What is asked :: Which lines in the entries below contain the string "management"? Filter the entries down to those lines and copy each one in full.
** BEGIN **
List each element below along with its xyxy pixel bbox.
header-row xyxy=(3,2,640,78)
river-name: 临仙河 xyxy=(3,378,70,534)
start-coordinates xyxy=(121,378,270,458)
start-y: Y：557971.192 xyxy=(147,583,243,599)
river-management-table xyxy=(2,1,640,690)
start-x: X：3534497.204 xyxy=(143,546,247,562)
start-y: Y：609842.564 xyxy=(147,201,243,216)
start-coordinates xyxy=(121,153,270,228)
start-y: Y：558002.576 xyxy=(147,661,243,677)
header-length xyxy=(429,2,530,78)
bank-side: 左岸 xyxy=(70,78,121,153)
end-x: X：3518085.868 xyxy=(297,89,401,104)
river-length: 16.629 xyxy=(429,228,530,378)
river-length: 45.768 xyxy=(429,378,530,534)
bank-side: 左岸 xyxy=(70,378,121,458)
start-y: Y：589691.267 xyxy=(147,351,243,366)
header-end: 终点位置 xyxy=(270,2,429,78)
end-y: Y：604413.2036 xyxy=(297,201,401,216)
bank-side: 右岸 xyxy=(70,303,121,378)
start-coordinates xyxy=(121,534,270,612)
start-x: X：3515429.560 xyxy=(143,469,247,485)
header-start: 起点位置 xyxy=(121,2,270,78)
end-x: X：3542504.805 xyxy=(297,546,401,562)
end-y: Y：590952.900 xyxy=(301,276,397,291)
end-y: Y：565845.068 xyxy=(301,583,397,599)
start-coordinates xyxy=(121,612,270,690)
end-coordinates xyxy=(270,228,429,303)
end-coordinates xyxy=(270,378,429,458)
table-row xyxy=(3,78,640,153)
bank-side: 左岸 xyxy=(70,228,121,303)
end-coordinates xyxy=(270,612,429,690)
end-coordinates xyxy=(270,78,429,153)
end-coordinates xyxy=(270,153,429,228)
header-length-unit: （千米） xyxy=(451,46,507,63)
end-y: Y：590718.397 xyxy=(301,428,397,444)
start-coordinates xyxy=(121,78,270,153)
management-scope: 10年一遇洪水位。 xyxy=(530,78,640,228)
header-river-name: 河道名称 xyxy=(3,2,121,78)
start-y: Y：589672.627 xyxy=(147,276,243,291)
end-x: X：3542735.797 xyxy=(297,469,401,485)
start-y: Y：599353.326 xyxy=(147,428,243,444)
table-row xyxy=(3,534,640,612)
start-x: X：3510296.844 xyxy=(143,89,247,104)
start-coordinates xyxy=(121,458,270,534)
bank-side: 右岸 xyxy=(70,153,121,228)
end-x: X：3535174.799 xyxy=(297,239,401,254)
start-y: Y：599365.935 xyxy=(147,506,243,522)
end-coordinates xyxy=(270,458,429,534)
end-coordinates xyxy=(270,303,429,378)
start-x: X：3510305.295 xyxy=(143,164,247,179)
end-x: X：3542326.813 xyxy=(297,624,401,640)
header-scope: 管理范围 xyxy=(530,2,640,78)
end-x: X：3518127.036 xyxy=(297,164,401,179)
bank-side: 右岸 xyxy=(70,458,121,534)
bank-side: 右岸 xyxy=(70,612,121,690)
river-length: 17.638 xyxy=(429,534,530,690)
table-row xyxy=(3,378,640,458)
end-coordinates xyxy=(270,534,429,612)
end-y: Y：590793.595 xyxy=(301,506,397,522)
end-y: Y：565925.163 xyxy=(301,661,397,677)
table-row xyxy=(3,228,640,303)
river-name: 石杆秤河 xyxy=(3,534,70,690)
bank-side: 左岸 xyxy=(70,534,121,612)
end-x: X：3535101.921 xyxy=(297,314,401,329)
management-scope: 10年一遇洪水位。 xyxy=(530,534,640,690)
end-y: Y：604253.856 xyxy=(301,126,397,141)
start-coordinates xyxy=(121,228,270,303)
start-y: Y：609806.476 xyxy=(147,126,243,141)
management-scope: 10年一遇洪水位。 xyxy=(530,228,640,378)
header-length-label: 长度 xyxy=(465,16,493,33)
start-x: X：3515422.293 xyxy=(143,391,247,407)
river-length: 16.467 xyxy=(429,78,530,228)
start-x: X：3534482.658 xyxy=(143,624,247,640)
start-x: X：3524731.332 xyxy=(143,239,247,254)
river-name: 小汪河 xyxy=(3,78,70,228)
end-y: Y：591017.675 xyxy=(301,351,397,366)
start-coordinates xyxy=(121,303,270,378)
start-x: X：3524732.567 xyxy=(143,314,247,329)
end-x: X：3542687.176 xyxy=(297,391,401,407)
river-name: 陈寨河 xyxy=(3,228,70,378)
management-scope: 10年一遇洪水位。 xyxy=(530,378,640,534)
** END **
Solution to this task ::
river-management-table xyxy=(2,1,640,690)
management-scope: 10年一遇洪水位。 xyxy=(530,78,640,228)
management-scope: 10年一遇洪水位。 xyxy=(530,534,640,690)
management-scope: 10年一遇洪水位。 xyxy=(530,228,640,378)
management-scope: 10年一遇洪水位。 xyxy=(530,378,640,534)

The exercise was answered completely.